Healthy Diet Linked to Lower Death Rates among Low-Income Residents in Southeast

Jul 03, 2015 at 12:08 am by Staff


Eating a healthy diet was linked with a lower risk of dying from heart disease, stroke, cancer or other diseases among a population of low-income individuals living in the Southeast. The study by first author Danxia Yu, PhD, Vanderbilt research fellow, and lead author Wei Zheng, MD, PhD, MPH, director of the Vanderbilt Epidemiology Center and chief of the Division of Epidemiology, was published May 26 in PLOS Medicine. Investigators from the International Epidemiology Institute, the Harvard School of Public Health, and Meharry Medical College were also involved in the study.

The investigators analyzed data from the Southern Community Cohort Study (SCCS) – which includes 84,735 adults, ages 40-79, recruited from 2002- 2009, mostly through community health centers serving low-income populations in 12 Southeastern states. More than half of the participants had an annual household income of less than $15,000 and 65 percent were African-American.

Page layout parsing data
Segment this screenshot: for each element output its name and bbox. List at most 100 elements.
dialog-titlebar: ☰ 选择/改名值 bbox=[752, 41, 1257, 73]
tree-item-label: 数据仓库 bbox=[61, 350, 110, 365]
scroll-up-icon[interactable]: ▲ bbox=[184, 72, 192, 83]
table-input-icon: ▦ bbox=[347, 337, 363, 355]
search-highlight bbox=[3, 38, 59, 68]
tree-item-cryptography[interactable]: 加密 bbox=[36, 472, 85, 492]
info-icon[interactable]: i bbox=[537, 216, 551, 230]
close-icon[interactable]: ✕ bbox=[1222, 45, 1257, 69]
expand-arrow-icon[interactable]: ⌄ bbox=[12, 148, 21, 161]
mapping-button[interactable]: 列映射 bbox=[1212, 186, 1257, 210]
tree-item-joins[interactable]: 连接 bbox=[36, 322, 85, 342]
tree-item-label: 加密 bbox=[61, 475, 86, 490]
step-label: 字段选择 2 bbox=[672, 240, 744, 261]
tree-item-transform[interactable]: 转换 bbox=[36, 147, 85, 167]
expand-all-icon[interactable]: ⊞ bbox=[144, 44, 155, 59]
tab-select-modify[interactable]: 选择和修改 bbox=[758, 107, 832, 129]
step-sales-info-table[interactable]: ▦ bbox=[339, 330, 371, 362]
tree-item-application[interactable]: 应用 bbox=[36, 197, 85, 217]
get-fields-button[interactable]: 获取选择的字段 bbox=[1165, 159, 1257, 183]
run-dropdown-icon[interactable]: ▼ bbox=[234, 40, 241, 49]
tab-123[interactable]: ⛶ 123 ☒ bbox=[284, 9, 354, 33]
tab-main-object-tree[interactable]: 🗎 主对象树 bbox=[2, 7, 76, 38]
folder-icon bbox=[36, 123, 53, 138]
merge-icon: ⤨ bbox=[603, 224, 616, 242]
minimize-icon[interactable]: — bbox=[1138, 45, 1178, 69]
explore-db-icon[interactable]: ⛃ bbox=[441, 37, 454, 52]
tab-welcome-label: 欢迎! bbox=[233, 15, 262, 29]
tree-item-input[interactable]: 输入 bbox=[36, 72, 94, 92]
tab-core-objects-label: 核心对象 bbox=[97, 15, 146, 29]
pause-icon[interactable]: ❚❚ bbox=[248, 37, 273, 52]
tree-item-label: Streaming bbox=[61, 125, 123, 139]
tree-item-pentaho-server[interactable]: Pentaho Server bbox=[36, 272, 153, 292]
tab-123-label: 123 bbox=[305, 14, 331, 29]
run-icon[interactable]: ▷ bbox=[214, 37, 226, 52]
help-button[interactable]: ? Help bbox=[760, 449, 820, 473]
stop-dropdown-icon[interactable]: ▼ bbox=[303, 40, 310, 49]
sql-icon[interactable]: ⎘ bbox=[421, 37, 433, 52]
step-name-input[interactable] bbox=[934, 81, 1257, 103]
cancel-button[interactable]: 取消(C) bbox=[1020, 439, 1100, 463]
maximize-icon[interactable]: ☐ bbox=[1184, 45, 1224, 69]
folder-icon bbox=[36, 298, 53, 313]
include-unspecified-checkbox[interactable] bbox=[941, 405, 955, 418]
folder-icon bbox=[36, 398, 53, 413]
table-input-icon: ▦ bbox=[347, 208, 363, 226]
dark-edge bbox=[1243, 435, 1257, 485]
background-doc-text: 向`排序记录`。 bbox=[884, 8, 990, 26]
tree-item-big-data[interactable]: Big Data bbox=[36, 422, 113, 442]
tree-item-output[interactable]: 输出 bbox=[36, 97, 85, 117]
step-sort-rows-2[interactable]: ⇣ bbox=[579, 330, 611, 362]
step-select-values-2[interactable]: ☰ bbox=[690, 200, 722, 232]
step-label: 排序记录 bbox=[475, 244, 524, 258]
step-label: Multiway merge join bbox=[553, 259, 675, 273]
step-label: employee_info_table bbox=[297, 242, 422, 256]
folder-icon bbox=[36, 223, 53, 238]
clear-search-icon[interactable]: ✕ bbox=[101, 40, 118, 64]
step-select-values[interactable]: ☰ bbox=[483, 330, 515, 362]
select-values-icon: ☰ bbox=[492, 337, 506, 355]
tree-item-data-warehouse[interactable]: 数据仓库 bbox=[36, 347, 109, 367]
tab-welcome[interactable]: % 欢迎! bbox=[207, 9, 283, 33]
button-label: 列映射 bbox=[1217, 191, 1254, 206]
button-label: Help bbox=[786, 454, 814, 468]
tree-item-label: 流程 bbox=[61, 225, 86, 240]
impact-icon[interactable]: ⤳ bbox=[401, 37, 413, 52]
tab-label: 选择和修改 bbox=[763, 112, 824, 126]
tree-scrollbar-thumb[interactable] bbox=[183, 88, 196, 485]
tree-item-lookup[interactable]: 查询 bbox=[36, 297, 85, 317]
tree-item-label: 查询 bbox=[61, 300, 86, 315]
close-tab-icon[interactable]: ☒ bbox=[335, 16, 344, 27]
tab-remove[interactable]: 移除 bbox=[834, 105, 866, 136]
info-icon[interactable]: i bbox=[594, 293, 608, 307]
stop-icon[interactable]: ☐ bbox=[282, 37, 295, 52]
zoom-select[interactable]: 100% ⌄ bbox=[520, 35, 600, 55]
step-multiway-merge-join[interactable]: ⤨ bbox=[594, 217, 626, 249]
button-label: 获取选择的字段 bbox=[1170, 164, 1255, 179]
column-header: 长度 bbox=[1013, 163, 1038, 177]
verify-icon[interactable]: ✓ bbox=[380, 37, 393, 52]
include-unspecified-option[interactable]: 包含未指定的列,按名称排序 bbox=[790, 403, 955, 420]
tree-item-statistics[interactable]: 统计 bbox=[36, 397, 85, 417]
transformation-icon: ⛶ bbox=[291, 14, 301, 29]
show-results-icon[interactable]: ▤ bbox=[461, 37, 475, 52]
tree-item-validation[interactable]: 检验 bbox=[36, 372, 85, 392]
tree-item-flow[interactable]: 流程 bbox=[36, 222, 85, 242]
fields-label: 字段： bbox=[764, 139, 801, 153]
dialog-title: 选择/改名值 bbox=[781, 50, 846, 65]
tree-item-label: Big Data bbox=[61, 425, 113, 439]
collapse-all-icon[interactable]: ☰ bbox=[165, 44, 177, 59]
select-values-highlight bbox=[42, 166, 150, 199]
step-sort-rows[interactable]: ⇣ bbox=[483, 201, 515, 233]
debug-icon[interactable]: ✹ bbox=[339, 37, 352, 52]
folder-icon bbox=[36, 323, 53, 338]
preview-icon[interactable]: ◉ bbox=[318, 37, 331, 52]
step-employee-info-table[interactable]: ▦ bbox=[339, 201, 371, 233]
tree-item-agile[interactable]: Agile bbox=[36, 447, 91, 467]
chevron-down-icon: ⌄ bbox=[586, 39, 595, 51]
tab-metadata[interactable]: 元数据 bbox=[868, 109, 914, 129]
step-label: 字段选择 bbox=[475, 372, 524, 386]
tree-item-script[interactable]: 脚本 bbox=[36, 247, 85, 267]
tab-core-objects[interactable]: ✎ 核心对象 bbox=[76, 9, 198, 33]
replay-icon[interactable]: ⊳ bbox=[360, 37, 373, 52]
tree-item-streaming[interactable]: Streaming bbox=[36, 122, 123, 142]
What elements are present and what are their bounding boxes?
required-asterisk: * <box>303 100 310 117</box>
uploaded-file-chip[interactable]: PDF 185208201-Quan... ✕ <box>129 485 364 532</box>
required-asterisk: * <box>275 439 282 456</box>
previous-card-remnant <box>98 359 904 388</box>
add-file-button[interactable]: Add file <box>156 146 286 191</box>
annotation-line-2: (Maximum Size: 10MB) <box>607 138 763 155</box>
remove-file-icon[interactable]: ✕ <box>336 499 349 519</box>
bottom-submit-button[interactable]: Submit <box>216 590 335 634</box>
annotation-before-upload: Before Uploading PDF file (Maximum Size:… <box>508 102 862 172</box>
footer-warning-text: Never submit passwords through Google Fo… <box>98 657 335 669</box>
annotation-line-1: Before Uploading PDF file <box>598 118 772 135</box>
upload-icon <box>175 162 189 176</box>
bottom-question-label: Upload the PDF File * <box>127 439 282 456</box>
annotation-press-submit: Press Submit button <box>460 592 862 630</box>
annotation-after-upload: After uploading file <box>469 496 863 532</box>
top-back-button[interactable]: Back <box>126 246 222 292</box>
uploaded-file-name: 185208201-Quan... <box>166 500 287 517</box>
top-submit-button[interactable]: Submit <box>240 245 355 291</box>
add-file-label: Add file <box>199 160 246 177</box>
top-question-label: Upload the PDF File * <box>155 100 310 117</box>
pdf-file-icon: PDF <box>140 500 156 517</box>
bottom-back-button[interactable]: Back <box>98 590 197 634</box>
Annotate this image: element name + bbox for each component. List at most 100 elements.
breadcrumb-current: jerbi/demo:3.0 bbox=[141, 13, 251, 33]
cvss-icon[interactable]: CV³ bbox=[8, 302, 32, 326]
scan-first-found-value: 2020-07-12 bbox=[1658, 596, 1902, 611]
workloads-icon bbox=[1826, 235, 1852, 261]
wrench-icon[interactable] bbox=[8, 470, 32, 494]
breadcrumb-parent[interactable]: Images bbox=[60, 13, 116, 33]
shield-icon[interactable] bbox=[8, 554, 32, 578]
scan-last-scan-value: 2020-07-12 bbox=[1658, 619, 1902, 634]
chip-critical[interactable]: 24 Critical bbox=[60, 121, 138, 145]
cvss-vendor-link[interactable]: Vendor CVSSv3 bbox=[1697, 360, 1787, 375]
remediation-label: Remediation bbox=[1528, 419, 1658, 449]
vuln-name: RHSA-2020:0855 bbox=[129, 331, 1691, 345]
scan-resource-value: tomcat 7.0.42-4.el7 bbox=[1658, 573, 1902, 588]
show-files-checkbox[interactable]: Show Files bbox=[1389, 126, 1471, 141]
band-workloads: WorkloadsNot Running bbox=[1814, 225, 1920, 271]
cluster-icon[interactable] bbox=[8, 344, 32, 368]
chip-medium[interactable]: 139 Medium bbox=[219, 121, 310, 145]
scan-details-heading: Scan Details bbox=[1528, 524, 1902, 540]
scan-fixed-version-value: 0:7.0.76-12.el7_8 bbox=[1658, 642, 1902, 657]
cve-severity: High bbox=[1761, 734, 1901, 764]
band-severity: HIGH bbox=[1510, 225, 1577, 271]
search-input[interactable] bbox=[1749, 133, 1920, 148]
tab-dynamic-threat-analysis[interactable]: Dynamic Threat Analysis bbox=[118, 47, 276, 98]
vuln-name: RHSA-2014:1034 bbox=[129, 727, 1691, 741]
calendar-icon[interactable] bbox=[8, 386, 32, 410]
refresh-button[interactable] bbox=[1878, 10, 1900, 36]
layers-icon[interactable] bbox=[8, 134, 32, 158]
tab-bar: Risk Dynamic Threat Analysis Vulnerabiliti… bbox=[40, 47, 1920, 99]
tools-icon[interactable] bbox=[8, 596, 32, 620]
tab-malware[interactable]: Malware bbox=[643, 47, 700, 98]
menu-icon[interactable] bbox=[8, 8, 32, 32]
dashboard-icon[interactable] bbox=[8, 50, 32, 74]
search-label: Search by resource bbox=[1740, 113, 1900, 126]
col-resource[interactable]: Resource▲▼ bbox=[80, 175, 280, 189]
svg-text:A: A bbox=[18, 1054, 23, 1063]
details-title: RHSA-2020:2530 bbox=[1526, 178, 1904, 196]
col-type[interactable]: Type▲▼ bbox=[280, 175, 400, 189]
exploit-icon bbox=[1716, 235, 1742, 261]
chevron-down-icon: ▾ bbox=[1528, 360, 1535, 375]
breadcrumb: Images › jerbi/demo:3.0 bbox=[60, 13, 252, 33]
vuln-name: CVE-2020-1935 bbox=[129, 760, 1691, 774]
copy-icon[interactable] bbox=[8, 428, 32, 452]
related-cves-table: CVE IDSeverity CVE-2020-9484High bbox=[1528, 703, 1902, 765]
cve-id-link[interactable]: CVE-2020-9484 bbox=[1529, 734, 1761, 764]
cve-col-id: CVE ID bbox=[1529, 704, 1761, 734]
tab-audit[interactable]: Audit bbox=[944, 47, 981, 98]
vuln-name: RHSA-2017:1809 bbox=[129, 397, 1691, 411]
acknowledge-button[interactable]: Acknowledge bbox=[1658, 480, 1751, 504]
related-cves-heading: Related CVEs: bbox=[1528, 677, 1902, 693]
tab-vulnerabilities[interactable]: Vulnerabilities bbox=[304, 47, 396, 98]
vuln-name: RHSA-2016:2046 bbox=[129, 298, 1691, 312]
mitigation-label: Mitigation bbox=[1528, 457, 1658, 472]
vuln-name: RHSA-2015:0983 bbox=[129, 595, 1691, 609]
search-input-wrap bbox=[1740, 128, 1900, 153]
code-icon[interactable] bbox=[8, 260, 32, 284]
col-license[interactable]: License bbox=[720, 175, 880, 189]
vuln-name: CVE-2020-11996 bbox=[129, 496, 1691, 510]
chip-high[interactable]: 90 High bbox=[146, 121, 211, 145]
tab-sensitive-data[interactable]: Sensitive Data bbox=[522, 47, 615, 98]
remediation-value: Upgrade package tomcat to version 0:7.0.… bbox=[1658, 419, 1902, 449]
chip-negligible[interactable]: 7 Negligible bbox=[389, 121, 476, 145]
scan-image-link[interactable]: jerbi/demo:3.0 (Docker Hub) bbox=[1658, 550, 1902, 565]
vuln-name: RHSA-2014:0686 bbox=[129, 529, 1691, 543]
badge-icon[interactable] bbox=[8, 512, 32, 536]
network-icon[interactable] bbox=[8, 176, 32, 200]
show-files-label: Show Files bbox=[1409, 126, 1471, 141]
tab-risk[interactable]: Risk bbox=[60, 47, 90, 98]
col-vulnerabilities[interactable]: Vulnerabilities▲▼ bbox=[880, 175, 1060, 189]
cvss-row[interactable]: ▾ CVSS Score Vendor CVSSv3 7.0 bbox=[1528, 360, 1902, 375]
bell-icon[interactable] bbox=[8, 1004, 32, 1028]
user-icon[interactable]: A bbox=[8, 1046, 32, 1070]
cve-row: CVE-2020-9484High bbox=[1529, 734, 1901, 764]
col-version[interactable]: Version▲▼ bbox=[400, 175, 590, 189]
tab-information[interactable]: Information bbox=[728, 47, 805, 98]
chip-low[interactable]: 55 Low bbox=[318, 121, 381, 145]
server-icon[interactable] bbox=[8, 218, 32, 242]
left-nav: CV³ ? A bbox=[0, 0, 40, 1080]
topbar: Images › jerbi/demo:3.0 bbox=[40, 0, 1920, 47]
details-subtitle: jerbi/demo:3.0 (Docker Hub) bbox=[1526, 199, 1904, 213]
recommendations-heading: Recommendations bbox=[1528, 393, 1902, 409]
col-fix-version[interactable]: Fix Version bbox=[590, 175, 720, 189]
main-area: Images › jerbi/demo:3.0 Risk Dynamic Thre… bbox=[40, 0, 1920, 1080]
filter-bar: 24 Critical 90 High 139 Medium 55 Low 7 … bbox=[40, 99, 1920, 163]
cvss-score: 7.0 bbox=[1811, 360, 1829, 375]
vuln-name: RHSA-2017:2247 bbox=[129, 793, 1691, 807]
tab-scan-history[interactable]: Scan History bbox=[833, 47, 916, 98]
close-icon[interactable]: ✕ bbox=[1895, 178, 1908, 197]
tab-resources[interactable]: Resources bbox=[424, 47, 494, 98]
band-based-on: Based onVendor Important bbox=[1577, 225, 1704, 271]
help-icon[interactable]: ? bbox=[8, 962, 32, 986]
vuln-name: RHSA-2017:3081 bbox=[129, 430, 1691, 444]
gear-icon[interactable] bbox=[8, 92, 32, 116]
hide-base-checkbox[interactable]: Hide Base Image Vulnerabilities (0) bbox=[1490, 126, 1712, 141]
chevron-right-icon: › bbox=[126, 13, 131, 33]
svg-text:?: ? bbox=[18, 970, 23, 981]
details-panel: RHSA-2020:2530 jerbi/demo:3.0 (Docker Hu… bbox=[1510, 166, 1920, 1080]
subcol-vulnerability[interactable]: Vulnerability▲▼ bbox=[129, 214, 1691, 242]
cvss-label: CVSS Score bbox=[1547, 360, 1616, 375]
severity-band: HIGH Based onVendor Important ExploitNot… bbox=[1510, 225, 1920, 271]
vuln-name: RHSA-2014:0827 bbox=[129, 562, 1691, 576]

> [ASSIGNMENT 1]: List the institutions that the article on diet and death rates names as also involved in the study.
> [ASSIGNMENT 2]: Write a continuation of the article on diet and death rates, starting after its last sentence.
The rows are separate material and have no connection to the article on diet and death rates.

> [EXERCISE ANSWER 1]:
- International Epidemiology Institute
- Harvard School of Public Health
- Meharry Medical College

> [EXERCISE ANSWER 2]:
Of the 77,572 participants with follow-up information over a mean period of 6.2 years, 6,906 participants died – 2,244 from cardiovascular disease, 1,794 from cancer and 2,550 from other diseases. After controlling for factors such as age, weight, exercise, smoking and prior history of some chronic diseases, the investigators found participants who ate the healthiest diet had an approximately 20 percent lower risk of death from those diseases than those with the least healthy diet.